## Exercise material
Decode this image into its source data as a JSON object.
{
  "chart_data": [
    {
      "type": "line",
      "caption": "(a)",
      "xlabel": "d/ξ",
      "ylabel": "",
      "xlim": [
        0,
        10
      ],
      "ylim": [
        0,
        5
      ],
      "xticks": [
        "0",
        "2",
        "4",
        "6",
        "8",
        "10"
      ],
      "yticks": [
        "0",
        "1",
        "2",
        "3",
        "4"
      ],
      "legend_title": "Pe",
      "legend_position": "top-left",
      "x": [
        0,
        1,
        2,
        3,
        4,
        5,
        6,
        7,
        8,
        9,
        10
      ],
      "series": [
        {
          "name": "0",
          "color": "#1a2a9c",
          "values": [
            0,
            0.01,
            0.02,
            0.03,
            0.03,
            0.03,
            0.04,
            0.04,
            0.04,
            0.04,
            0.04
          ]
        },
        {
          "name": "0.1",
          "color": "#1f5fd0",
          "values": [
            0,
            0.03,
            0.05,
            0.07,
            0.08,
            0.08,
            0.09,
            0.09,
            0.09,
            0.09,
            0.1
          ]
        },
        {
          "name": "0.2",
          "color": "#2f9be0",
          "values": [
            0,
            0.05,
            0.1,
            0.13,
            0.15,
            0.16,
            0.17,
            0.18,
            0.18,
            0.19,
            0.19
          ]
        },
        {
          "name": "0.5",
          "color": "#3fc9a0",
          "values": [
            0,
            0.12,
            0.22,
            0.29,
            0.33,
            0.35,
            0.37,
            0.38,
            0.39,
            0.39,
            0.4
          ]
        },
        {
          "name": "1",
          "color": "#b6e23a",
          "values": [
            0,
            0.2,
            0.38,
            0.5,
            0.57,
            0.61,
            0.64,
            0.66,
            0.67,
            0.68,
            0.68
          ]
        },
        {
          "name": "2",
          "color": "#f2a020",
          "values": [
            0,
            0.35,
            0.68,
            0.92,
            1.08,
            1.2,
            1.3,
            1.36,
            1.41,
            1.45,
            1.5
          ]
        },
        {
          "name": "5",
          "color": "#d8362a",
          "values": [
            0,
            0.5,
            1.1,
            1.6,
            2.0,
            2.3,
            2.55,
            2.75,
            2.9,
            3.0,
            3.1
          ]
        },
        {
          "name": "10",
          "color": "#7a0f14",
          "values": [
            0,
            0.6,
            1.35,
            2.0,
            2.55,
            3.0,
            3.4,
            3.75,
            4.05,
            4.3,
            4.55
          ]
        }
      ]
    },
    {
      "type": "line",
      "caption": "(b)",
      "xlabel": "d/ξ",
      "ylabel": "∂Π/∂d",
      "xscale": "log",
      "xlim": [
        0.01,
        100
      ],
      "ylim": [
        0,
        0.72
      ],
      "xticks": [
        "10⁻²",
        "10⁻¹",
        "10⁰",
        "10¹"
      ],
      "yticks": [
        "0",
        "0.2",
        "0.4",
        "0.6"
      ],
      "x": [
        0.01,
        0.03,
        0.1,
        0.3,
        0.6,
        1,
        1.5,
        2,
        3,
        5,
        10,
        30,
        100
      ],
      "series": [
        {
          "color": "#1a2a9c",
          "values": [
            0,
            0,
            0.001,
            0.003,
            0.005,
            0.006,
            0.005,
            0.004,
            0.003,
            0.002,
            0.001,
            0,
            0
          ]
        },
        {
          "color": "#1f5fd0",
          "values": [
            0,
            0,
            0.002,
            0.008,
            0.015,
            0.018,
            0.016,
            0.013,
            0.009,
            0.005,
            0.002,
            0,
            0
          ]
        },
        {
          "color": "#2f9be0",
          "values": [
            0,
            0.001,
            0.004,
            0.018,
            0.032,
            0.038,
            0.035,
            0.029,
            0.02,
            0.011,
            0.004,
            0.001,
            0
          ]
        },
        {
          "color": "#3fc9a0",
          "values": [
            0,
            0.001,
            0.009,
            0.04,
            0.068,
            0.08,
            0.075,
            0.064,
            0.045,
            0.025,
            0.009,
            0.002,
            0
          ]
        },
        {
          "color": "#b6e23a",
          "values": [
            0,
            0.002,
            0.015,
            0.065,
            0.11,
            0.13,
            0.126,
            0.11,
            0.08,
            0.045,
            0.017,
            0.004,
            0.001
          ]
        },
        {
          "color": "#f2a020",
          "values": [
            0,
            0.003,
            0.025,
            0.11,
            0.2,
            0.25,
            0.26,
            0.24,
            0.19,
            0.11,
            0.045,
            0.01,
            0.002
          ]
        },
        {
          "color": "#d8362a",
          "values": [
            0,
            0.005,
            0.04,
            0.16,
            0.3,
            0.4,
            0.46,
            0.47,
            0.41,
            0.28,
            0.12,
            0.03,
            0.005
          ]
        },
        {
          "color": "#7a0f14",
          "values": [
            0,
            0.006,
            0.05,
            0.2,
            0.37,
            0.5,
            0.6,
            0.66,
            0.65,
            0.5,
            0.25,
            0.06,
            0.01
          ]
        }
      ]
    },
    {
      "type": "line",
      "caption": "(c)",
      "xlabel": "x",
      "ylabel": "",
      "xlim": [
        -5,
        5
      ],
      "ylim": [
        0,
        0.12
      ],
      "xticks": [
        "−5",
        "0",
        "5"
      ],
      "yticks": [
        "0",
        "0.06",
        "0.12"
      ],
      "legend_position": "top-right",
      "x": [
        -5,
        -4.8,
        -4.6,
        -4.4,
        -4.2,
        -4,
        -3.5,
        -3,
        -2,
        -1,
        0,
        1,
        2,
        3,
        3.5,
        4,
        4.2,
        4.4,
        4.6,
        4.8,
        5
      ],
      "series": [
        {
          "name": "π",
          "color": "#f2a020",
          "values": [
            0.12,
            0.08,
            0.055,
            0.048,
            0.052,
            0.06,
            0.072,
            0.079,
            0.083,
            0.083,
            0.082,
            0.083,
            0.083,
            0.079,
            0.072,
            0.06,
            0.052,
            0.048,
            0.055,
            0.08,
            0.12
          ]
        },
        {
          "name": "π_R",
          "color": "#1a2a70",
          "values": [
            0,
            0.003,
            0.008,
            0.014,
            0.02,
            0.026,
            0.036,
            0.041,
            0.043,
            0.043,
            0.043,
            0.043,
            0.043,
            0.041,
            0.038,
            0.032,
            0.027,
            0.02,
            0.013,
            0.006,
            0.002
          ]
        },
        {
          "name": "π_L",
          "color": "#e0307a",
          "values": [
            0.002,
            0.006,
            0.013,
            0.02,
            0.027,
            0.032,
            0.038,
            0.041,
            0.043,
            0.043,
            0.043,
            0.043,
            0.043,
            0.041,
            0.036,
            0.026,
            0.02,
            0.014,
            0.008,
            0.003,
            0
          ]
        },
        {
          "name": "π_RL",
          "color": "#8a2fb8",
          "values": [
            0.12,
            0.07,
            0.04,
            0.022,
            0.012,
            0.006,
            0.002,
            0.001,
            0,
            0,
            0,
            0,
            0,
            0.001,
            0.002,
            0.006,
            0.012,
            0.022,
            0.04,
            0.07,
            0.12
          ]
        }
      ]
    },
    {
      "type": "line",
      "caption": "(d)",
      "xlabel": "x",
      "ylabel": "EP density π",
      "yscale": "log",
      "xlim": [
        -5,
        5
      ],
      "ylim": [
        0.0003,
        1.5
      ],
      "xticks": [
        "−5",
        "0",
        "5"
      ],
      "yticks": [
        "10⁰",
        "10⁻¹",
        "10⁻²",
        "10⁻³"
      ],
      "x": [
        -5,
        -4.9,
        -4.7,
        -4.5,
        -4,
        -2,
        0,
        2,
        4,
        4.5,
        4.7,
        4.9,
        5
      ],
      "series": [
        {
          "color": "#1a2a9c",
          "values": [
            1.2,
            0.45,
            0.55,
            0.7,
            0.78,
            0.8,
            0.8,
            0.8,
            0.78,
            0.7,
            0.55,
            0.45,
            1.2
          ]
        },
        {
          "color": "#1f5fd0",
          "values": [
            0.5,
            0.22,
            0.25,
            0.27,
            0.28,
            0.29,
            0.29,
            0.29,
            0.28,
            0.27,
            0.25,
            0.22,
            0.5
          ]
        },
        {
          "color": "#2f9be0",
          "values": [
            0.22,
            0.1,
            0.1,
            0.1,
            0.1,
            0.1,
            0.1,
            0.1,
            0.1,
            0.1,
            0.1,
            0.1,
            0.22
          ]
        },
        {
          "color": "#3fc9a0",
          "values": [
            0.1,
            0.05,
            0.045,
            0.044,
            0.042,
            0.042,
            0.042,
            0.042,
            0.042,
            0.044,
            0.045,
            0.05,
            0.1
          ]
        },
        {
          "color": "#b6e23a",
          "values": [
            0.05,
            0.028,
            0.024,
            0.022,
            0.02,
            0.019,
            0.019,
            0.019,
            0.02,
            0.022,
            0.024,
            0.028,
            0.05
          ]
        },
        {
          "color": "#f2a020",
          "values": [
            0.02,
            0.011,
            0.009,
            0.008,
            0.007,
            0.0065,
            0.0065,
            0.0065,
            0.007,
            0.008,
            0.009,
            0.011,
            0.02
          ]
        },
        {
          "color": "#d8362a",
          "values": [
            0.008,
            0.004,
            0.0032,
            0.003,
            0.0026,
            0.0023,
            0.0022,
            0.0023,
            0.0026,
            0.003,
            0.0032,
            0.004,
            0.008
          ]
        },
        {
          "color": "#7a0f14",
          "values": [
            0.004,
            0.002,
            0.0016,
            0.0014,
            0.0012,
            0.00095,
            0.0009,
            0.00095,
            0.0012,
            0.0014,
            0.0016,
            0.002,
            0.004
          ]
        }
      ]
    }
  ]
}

## Requirement
Pull out all lines from the entries above in which the word "ylabel" appears.

## Final result
      "ylabel": "",
      "ylabel": "∂Π/∂d",
      "ylabel": "",
      "ylabel": "EP density π",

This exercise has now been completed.